### Task instructions
Every line that holds "beam" should be shown.

Start Listed records

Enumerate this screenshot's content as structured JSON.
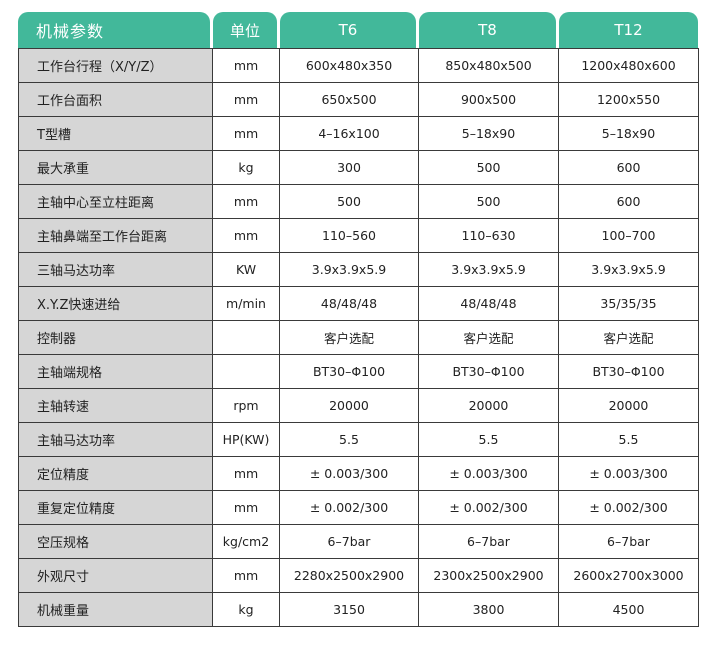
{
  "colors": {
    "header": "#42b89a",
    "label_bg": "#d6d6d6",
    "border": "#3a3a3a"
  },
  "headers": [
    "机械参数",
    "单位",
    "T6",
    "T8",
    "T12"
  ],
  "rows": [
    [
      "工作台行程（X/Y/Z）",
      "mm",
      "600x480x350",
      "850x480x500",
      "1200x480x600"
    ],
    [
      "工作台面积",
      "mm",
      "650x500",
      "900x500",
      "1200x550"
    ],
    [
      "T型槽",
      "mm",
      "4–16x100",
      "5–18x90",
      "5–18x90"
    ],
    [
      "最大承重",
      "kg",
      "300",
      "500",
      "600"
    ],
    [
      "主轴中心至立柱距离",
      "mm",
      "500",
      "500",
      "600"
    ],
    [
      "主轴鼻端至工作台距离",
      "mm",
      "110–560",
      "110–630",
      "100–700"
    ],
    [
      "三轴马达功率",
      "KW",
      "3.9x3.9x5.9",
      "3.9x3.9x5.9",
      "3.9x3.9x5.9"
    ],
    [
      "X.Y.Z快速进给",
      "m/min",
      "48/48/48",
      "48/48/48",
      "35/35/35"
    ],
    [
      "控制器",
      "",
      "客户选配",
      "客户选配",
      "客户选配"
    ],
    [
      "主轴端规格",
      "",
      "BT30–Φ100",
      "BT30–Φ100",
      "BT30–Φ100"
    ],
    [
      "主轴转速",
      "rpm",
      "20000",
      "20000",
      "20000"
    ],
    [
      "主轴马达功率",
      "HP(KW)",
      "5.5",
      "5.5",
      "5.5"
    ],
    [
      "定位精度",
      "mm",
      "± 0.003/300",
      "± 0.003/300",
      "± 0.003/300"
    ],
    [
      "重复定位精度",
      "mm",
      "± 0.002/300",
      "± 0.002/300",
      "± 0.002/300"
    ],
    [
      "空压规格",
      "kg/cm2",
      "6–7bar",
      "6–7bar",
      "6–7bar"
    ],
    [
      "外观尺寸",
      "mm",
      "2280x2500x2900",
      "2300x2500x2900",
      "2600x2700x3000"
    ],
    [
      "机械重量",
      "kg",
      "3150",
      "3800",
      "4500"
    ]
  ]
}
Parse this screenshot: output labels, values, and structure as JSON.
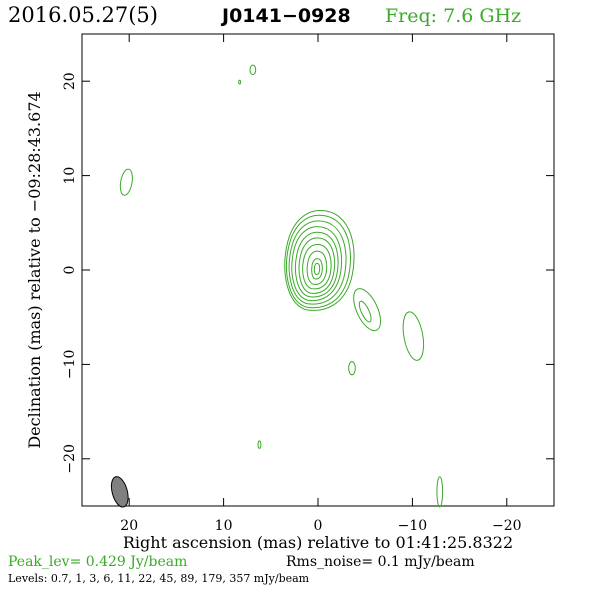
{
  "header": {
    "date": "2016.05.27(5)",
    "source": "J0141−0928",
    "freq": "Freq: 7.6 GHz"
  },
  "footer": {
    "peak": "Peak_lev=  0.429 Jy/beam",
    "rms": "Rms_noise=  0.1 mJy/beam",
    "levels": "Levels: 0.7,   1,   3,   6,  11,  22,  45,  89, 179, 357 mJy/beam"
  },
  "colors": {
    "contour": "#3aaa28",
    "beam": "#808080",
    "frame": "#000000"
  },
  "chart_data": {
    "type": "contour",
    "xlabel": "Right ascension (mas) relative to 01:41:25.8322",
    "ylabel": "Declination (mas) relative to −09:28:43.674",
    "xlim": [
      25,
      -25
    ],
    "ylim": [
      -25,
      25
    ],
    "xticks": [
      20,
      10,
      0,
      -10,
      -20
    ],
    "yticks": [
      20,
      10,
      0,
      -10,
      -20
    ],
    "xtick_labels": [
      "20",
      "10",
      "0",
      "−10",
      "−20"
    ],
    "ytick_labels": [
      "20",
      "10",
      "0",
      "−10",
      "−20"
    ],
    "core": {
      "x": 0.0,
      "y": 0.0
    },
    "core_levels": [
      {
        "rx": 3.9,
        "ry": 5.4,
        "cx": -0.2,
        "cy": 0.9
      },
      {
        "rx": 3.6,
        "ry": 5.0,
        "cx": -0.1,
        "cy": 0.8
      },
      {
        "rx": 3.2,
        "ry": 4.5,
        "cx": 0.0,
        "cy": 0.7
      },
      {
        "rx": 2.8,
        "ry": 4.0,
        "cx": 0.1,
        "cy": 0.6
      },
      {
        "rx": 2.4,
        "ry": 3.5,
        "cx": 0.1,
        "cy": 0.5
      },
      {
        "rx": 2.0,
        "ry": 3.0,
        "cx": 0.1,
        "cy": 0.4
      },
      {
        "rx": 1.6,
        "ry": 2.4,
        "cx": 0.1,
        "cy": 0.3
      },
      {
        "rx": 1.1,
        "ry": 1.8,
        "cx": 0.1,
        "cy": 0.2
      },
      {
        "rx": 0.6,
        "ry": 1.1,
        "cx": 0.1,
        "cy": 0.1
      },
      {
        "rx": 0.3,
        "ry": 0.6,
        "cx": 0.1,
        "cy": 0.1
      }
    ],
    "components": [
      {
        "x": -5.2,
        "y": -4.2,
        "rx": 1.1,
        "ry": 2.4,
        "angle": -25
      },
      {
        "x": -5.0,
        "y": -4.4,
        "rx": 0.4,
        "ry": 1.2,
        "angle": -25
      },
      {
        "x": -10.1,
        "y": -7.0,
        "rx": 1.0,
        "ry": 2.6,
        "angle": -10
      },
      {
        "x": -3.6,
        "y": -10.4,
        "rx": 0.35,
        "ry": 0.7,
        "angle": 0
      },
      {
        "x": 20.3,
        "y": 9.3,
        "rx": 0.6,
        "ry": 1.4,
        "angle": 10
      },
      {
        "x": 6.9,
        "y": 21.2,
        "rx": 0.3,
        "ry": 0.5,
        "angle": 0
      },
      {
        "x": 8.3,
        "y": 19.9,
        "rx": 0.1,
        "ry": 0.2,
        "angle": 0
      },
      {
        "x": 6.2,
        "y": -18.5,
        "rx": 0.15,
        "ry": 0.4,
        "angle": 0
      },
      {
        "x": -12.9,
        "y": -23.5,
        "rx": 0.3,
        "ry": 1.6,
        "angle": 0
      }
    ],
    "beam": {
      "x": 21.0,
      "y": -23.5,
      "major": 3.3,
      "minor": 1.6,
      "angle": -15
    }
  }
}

End Listed records

### Task result
    "peak": "Peak_lev=  0.429 Jy/beam",
    "rms": "Rms_noise=  0.1 mJy/beam",
    "levels": "Levels: 0.7,   1,   3,   6,  11,  22,  45,  89, 179, 357 mJy/beam"
    "beam": "#808080",
    "beam": {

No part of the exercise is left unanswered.